▶ [Exercise requirements]
Look through the data for the string "Systems". Copy every line where it is found.

▶ [Listing]
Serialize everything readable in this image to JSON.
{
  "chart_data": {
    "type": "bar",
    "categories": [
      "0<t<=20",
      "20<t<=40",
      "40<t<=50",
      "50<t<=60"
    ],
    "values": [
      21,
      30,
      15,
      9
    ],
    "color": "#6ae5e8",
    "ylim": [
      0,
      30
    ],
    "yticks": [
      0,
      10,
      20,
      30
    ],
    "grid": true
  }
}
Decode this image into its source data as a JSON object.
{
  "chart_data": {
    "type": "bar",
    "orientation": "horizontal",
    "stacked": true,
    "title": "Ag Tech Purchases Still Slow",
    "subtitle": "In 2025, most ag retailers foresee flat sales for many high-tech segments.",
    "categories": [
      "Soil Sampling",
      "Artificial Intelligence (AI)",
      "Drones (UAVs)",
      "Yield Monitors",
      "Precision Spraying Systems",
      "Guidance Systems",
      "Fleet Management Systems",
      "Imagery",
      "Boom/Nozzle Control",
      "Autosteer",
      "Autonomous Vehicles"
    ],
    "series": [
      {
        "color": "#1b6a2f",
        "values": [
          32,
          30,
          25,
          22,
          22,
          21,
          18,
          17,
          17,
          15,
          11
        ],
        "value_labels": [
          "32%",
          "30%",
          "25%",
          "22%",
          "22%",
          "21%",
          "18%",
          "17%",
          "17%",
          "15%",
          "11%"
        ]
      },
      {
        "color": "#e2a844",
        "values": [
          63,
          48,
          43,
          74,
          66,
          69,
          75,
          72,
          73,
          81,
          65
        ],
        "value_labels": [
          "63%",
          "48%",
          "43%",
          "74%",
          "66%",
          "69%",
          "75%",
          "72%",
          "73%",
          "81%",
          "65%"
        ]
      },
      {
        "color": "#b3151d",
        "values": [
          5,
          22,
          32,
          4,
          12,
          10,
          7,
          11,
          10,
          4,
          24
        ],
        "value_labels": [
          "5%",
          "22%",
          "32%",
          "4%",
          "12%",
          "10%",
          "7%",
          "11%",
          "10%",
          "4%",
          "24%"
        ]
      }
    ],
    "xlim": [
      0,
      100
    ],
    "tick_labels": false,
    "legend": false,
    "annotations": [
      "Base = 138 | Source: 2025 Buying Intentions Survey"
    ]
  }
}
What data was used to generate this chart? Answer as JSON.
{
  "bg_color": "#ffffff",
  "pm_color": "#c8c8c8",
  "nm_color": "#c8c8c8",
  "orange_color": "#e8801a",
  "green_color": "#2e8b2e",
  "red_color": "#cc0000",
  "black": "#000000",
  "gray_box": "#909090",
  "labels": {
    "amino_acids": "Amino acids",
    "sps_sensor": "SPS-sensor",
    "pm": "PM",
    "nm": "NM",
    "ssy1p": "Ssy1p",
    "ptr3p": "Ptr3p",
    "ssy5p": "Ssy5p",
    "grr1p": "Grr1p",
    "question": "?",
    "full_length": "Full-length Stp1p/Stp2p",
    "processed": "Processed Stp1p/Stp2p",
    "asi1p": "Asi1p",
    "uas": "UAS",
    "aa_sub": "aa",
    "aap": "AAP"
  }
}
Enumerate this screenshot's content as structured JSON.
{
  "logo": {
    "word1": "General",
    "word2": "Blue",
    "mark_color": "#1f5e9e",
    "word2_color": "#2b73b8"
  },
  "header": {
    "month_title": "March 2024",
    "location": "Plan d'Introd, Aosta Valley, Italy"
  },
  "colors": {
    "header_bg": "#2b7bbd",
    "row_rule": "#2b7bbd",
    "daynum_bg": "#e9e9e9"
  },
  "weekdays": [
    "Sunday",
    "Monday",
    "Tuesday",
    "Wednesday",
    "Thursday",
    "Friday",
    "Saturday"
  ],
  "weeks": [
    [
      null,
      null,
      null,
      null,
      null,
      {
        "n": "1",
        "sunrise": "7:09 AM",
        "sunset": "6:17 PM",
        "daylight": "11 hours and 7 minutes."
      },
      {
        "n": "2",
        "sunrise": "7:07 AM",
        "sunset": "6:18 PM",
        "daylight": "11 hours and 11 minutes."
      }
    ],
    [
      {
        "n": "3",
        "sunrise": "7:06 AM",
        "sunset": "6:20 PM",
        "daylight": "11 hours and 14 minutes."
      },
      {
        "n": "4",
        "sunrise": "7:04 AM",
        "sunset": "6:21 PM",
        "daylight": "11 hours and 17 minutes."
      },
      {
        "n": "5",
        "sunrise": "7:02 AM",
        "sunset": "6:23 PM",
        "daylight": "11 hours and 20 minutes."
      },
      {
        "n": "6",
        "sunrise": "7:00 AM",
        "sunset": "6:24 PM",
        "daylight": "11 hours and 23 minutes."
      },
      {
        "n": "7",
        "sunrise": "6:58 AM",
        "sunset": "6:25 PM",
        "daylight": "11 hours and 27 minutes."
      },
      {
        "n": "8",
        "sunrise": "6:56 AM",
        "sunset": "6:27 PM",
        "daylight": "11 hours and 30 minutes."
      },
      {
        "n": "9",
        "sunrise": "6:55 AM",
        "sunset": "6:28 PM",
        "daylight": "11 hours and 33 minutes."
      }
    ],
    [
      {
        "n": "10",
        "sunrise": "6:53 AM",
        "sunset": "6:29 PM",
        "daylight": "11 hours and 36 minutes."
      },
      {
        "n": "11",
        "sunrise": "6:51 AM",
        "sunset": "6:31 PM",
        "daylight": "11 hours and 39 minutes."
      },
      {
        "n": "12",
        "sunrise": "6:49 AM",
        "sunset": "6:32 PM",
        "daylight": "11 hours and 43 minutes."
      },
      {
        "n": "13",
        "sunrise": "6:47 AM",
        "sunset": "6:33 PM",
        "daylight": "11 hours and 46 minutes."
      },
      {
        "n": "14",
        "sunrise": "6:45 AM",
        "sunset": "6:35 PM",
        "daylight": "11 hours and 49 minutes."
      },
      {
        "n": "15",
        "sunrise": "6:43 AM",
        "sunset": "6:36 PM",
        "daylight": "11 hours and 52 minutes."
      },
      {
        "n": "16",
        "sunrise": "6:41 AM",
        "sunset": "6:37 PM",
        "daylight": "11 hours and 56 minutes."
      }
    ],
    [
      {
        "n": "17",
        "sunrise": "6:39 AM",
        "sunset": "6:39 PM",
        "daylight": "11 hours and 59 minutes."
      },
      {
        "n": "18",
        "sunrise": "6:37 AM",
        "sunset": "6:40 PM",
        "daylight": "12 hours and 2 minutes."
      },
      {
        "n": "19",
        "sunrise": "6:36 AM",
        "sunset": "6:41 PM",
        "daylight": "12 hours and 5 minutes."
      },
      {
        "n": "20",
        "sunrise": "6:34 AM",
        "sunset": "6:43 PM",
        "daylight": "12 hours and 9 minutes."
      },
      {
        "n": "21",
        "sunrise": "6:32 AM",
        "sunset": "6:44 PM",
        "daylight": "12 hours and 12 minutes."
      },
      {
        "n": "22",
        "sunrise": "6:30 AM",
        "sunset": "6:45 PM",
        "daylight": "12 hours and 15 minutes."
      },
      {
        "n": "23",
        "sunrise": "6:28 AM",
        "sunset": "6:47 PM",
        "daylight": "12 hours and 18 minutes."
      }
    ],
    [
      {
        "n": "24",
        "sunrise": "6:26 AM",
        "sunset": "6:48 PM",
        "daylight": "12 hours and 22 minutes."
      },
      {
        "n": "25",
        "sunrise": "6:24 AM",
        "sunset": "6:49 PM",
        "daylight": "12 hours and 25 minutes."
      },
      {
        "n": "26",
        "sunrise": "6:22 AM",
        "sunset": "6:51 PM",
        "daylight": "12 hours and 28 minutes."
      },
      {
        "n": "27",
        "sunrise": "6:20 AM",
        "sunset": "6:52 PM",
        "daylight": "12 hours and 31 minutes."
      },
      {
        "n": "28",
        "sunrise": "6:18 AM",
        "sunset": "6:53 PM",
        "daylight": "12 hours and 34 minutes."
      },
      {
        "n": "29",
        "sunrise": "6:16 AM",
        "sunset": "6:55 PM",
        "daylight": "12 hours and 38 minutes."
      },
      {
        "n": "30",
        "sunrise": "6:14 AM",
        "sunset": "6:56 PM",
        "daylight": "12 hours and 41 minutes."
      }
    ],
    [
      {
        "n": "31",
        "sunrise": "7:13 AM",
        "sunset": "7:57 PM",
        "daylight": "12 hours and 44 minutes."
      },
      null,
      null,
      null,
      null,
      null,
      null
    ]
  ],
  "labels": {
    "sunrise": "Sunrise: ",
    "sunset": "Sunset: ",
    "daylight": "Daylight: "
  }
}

▶ [Exercise result]
      "Precision Spraying Systems",
      "Guidance Systems",
      "Fleet Management Systems",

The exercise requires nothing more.